List each line of the data in which the string "SARS" appears.

INPUT DATA =>
***

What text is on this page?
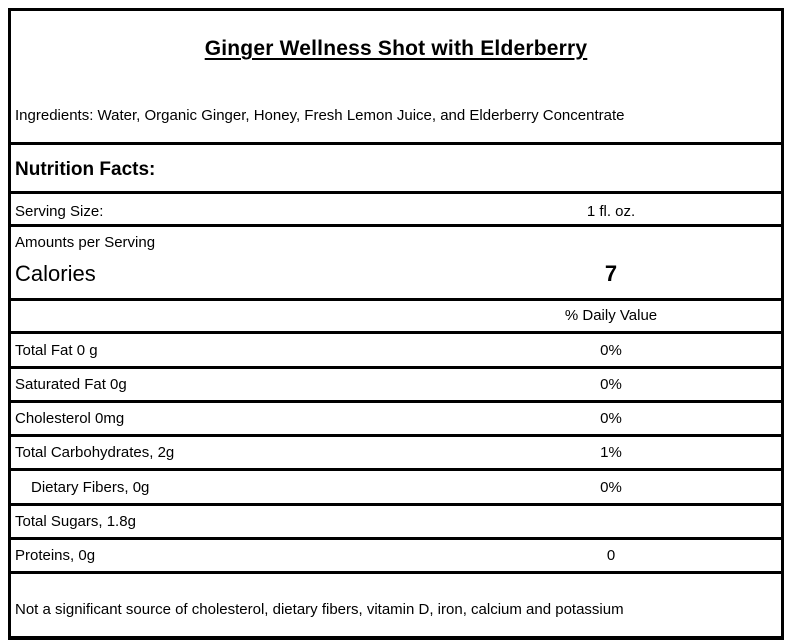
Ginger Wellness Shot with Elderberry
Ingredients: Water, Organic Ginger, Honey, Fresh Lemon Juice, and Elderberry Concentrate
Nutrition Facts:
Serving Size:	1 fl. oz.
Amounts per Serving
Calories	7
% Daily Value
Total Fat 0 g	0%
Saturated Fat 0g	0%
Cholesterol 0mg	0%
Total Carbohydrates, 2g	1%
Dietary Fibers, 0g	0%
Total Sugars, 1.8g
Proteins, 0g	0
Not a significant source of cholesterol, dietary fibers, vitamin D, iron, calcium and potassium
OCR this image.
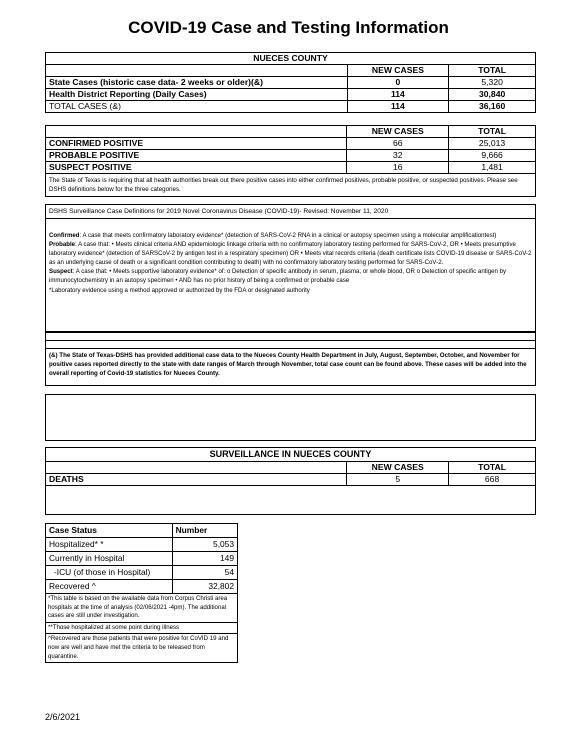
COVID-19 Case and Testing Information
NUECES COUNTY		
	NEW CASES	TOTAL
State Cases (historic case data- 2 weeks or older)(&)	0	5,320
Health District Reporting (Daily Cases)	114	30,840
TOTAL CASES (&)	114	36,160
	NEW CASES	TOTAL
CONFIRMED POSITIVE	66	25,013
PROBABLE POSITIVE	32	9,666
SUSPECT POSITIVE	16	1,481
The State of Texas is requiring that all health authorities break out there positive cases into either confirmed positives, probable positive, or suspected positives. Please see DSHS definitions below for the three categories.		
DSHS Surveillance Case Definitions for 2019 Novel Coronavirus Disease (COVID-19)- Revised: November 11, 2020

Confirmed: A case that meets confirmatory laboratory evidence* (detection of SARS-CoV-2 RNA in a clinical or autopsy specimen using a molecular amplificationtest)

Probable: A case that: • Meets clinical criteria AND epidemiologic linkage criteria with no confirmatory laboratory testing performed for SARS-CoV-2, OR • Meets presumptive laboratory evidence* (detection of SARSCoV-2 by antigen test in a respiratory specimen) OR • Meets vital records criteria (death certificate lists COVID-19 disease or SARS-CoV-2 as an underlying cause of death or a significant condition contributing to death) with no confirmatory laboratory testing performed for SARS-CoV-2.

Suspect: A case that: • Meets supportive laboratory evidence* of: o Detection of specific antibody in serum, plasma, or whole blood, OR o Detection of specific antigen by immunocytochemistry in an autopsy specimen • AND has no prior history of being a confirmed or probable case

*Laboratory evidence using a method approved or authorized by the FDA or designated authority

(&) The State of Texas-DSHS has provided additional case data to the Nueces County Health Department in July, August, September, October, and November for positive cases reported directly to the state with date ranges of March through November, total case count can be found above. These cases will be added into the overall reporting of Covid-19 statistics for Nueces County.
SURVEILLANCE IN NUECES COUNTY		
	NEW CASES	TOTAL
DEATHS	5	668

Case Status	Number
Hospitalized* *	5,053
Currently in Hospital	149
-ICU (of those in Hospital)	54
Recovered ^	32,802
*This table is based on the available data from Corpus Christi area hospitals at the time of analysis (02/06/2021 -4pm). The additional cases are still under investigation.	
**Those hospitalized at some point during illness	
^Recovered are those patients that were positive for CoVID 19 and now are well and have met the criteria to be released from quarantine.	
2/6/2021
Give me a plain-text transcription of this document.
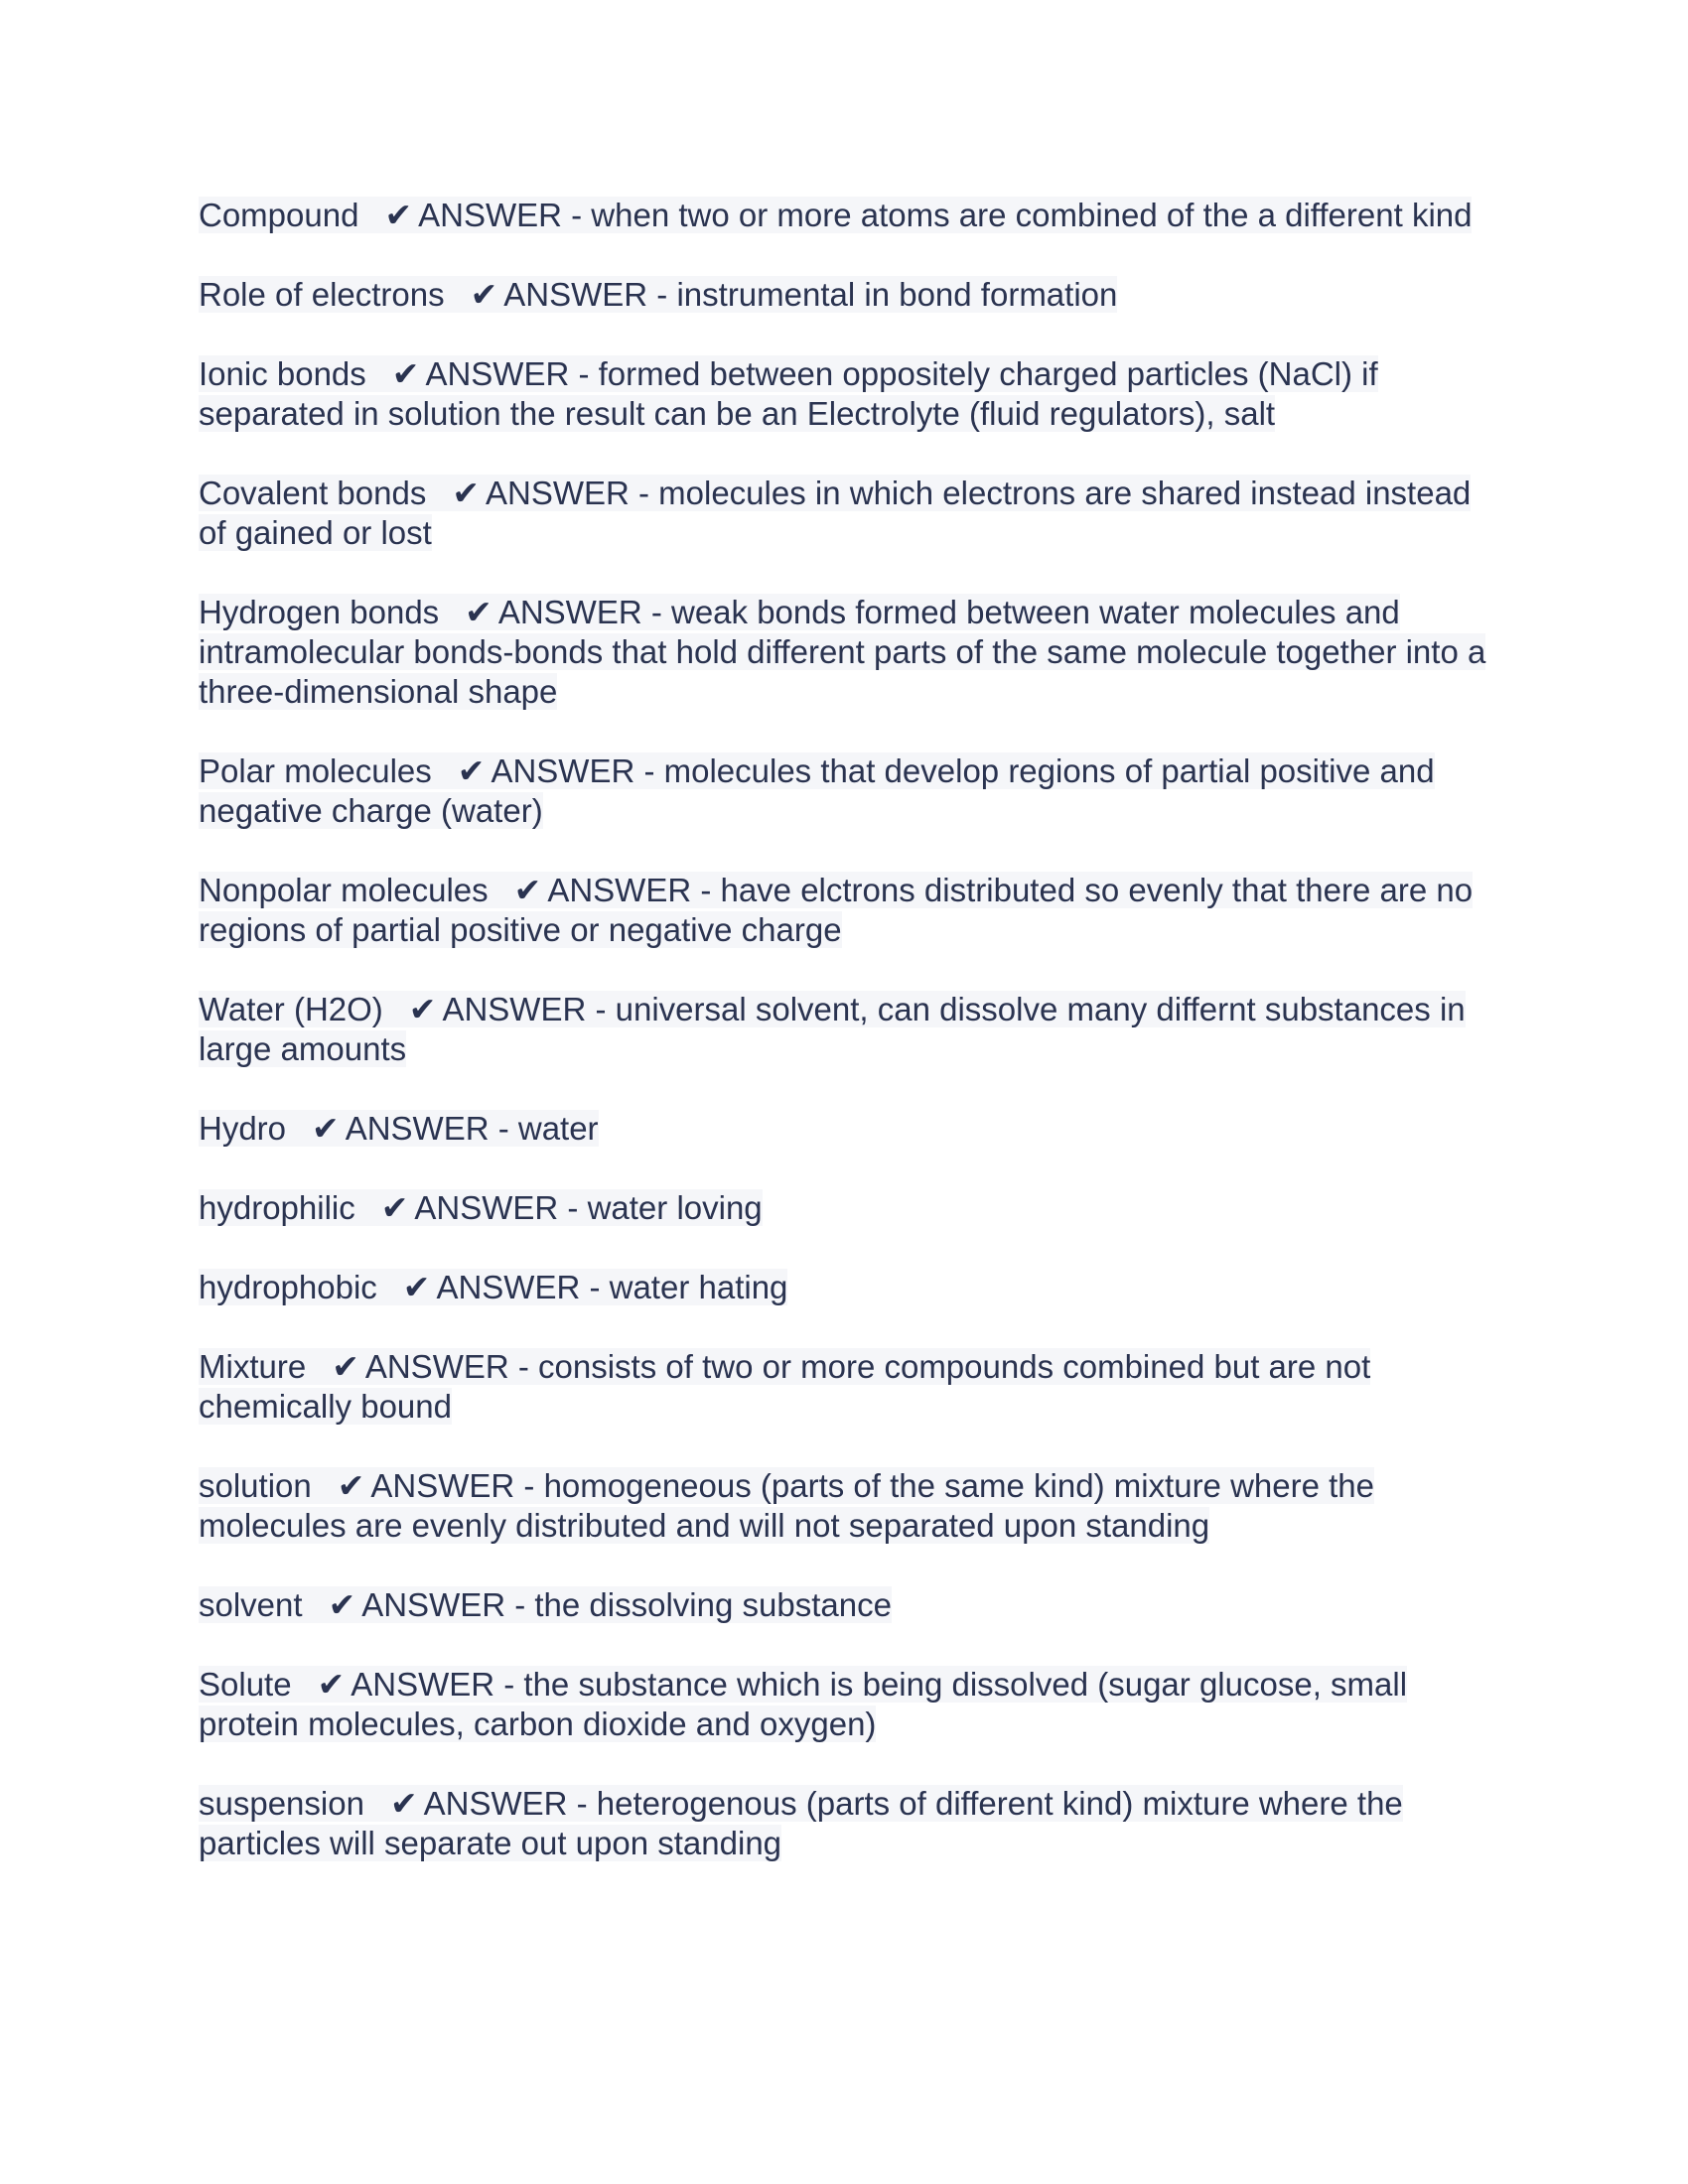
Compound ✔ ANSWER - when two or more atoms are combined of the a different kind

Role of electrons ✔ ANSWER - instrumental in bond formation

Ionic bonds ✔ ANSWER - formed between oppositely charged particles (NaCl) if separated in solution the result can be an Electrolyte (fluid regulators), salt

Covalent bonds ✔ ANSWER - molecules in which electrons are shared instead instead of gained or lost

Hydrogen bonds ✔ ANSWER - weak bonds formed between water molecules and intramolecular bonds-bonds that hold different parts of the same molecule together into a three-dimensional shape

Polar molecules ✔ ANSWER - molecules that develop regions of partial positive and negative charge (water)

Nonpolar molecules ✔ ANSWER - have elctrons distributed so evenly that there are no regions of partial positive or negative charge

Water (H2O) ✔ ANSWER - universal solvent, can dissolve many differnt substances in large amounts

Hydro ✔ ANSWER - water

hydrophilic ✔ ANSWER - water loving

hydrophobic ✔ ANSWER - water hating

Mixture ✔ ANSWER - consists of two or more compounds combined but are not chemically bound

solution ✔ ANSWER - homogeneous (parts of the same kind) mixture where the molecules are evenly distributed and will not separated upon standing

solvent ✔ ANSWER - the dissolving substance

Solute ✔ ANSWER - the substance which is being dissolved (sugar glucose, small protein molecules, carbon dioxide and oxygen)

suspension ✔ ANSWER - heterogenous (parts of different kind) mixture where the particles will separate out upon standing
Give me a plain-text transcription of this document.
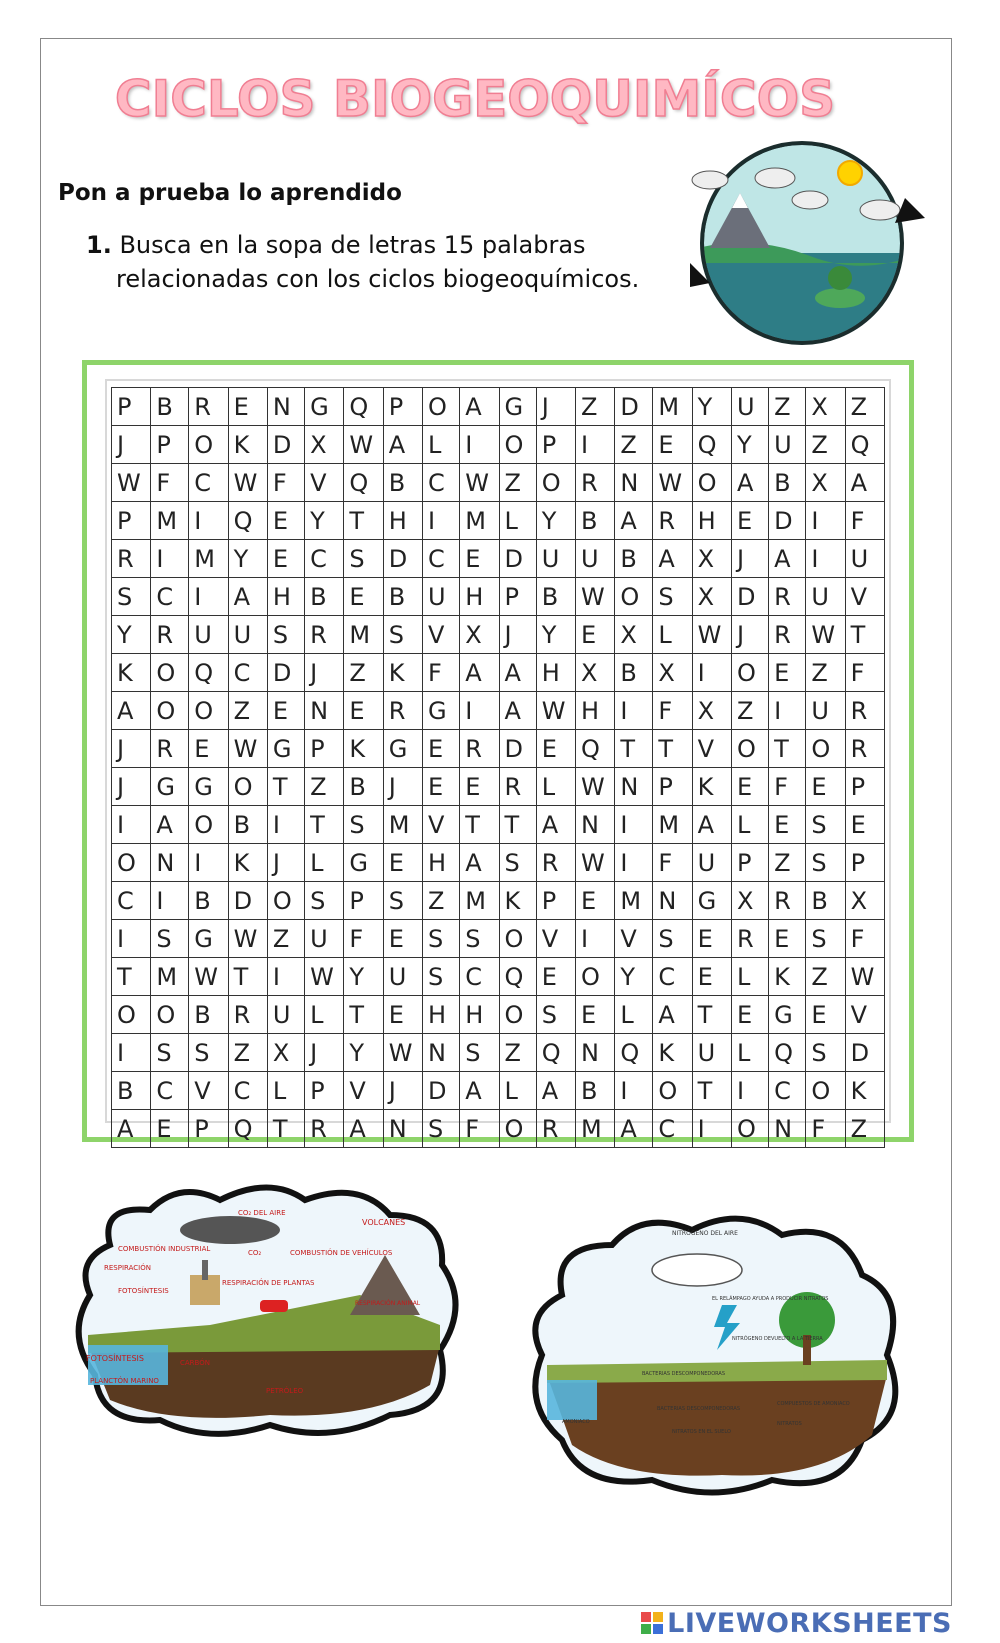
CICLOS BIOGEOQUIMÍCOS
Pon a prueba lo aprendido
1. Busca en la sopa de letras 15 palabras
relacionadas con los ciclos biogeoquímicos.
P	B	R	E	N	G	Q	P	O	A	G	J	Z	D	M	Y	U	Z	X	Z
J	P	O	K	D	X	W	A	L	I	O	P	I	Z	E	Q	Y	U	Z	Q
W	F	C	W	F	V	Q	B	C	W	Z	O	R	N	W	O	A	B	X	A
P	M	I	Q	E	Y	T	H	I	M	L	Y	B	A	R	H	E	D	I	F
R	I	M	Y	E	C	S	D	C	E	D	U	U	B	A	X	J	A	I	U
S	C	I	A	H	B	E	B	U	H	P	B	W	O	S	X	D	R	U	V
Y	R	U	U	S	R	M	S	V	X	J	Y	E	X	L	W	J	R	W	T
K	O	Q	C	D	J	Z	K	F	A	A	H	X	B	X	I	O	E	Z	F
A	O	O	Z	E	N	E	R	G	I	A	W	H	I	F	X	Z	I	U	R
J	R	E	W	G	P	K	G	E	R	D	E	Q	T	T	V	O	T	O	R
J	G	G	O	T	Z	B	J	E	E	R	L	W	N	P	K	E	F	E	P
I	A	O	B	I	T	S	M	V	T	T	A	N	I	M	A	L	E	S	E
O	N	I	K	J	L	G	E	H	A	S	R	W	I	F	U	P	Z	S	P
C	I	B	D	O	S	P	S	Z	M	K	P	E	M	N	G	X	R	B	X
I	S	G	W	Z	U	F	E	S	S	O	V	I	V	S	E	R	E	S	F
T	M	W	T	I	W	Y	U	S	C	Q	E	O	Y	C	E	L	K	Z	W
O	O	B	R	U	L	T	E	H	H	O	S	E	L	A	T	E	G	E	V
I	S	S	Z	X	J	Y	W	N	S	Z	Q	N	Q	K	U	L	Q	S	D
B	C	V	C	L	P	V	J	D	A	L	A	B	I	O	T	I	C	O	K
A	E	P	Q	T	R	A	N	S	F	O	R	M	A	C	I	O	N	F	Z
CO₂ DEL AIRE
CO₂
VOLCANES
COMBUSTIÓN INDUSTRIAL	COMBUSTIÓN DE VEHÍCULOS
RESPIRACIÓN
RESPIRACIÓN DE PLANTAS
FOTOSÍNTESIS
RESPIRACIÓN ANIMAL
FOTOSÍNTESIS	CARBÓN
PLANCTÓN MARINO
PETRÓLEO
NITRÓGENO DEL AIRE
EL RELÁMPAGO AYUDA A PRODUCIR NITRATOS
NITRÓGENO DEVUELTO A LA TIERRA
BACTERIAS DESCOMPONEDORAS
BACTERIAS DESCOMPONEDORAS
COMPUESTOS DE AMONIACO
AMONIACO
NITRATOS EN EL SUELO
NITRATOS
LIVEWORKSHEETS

***

FINAL ANSWER =>
Confirmed: A case that meets confirmatory laboratory evidence* (detection of SARS-CoV-2 RNA in a clinical or autopsy specimen using a molecular amplificationtest)
Probable: A case that: • Meets clinical criteria AND epidemiologic linkage criteria with no confirmatory laboratory testing performed for SARS-CoV-2, OR • Meets presumptive laboratory evidence* (detection of SARSCoV-2 by antigen test in a respiratory specimen) OR • Meets vital records criteria (death certificate lists COVID-19 disease or SARS-CoV-2 as an underlying cause of death or a significant condition contributing to death) with no confirmatory laboratory testing performed for SARS-CoV-2.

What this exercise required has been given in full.